Instruction:
Work through the material below and count the lines holding the word "text"; give that count and nothing more.

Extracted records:
_ _ _

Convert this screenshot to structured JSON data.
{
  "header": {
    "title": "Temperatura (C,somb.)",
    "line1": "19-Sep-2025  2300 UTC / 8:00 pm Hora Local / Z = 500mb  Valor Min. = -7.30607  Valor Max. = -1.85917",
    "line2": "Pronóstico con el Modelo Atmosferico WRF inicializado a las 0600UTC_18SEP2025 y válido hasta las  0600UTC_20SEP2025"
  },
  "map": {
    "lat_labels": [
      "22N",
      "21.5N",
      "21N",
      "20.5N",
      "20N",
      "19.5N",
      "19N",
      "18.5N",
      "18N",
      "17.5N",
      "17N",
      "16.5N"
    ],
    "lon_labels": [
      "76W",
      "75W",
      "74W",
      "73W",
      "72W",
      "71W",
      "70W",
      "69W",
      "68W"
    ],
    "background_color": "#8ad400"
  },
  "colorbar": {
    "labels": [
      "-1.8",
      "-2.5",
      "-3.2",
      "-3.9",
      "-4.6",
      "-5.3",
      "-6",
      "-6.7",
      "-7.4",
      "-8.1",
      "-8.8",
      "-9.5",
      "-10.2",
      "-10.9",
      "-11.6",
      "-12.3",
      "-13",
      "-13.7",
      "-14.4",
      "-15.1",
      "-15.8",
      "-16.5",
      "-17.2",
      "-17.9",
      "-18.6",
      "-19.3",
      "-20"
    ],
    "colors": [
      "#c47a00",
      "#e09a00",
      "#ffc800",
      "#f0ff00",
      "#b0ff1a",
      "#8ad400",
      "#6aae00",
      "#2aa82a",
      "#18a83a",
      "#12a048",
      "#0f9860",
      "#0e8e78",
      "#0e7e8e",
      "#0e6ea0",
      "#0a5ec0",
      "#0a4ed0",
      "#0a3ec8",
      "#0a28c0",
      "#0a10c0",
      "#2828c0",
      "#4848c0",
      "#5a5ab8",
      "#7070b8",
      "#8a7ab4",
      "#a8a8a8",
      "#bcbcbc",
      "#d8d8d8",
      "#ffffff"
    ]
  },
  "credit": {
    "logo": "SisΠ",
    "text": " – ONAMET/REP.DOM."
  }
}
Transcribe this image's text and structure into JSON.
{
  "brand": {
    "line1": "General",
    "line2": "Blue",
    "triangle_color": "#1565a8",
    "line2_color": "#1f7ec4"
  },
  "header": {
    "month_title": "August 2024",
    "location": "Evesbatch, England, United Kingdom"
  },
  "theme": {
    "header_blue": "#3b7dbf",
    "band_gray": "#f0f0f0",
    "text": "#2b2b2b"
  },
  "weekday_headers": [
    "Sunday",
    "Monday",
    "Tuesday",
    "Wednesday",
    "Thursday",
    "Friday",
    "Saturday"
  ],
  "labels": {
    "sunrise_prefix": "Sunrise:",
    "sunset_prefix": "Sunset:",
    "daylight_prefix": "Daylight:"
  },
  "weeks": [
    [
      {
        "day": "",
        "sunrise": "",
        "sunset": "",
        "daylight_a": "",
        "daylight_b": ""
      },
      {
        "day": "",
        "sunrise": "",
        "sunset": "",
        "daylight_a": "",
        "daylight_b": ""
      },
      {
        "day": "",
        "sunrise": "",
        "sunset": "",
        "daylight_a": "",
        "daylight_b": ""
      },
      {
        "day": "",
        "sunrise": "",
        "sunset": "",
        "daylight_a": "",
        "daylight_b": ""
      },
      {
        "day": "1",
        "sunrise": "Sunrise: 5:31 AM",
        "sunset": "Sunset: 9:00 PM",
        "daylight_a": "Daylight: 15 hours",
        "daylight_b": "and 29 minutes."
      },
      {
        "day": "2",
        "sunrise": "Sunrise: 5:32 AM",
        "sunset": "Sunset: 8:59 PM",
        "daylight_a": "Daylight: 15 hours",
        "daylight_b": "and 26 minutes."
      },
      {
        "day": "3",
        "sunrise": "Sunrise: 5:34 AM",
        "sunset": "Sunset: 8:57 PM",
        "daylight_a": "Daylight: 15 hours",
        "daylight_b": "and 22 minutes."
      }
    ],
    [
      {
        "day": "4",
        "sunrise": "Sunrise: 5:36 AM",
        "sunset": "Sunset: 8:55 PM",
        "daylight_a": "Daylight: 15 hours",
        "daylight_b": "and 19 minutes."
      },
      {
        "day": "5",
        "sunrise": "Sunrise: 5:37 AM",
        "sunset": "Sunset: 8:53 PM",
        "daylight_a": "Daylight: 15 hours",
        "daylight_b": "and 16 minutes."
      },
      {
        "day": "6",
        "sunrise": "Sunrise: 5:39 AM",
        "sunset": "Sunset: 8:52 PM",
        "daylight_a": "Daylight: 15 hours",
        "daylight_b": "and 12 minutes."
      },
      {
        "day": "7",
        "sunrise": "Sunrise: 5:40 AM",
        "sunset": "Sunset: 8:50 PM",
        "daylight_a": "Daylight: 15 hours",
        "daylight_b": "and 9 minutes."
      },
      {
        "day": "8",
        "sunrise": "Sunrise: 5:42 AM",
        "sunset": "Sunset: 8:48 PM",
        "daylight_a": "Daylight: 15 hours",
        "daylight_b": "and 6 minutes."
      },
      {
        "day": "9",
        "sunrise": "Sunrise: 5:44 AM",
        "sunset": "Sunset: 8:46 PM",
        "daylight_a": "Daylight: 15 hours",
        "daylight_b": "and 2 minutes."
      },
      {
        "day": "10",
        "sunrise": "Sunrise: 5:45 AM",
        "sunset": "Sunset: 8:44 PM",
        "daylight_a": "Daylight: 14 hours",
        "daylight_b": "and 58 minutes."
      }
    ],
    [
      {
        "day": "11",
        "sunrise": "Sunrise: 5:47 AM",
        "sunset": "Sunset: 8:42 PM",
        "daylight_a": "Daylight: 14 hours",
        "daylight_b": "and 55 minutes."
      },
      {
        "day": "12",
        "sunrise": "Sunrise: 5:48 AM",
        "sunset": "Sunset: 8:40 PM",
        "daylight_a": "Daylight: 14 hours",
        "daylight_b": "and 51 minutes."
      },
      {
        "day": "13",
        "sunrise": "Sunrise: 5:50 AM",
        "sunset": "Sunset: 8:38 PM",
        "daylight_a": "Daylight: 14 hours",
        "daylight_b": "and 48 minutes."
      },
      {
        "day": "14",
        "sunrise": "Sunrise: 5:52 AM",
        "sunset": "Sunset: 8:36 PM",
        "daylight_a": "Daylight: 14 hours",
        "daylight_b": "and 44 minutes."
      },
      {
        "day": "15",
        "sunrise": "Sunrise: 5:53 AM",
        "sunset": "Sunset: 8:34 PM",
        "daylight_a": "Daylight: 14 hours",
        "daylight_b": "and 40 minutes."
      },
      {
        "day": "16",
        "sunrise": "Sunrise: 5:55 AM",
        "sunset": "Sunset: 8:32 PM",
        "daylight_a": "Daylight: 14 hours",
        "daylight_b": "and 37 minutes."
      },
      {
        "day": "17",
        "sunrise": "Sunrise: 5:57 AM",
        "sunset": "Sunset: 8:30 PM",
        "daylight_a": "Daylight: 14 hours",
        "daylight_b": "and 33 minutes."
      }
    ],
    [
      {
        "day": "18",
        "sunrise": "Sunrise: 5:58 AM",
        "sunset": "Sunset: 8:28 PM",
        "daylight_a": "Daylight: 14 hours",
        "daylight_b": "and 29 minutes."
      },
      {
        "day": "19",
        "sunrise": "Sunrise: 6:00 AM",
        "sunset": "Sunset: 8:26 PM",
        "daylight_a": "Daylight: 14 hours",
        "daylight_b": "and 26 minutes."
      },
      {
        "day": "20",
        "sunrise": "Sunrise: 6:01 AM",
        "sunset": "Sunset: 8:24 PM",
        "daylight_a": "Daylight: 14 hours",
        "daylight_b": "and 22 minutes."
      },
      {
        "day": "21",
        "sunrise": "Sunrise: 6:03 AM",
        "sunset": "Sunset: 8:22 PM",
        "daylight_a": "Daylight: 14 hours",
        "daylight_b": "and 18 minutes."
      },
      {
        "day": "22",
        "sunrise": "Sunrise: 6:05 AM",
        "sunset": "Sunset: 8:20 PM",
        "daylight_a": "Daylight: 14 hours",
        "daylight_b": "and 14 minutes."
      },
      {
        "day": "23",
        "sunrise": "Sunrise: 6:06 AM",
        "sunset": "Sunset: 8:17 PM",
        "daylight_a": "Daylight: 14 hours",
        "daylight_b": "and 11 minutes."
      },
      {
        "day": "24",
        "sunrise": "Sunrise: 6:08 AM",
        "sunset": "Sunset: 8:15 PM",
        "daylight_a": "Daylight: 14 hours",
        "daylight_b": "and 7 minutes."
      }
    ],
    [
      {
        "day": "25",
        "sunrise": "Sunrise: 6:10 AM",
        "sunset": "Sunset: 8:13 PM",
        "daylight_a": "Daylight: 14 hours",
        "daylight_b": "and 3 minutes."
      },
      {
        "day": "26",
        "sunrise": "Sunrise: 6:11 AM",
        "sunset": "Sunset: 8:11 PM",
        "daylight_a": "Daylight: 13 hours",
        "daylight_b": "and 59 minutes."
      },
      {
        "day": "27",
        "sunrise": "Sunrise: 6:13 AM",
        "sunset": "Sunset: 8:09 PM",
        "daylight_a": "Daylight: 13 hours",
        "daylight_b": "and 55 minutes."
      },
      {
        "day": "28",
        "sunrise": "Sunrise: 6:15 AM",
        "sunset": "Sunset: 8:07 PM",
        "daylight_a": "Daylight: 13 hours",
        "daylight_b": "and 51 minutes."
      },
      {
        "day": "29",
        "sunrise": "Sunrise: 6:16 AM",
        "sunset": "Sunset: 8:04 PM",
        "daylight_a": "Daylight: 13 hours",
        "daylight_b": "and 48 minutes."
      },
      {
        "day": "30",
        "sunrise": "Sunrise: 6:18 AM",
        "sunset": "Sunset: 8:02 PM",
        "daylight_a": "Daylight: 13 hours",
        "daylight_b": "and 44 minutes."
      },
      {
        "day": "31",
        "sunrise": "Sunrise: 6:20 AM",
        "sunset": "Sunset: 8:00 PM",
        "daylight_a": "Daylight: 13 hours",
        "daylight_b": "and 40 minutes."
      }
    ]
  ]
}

_ _ _

The completed task:
3